(Written task): Identify all lines below that hold "提交申请时" and collect them.

++++++++++

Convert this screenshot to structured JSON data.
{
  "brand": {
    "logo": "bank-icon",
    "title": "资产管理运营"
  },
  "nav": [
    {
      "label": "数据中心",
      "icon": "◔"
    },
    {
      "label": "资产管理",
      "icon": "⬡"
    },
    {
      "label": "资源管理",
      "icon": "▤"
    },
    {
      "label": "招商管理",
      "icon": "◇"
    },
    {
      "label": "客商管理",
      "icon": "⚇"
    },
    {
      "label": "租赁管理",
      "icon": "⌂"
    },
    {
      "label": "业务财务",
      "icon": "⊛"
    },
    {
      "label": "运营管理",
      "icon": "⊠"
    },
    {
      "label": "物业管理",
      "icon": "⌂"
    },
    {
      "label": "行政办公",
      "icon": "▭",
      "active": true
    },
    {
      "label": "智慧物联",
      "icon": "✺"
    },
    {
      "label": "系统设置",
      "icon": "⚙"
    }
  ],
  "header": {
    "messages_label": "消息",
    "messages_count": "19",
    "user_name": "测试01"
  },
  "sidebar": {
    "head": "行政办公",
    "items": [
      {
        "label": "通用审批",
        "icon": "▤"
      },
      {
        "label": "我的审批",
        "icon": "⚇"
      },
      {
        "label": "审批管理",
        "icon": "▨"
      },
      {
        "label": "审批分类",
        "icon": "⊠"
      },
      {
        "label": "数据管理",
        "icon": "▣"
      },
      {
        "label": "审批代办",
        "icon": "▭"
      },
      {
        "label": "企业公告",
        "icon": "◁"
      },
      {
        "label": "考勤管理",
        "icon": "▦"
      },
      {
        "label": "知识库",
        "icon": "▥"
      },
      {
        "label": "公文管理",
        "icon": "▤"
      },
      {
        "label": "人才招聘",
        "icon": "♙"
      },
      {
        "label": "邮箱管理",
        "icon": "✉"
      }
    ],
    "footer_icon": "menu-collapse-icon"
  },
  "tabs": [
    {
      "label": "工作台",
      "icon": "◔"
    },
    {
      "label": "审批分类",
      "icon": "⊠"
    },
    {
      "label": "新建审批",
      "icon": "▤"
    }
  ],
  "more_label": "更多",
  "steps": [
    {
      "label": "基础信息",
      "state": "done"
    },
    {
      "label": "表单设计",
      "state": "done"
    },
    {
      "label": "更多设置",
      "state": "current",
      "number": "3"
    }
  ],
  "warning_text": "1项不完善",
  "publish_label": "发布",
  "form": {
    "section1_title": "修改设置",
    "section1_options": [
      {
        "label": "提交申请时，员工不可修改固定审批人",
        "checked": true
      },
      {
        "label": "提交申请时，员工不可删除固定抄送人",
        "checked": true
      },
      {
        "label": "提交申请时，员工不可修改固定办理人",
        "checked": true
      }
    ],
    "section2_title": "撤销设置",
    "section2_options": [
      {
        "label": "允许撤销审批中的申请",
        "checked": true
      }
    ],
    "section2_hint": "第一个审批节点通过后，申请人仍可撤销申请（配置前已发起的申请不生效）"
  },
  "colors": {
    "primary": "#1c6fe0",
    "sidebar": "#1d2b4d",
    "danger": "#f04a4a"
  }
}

++++++++++

(Final result):
        "label": "提交申请时，员工不可修改固定审批人",
        "label": "提交申请时，员工不可删除固定抄送人",
        "label": "提交申请时，员工不可修改固定办理人",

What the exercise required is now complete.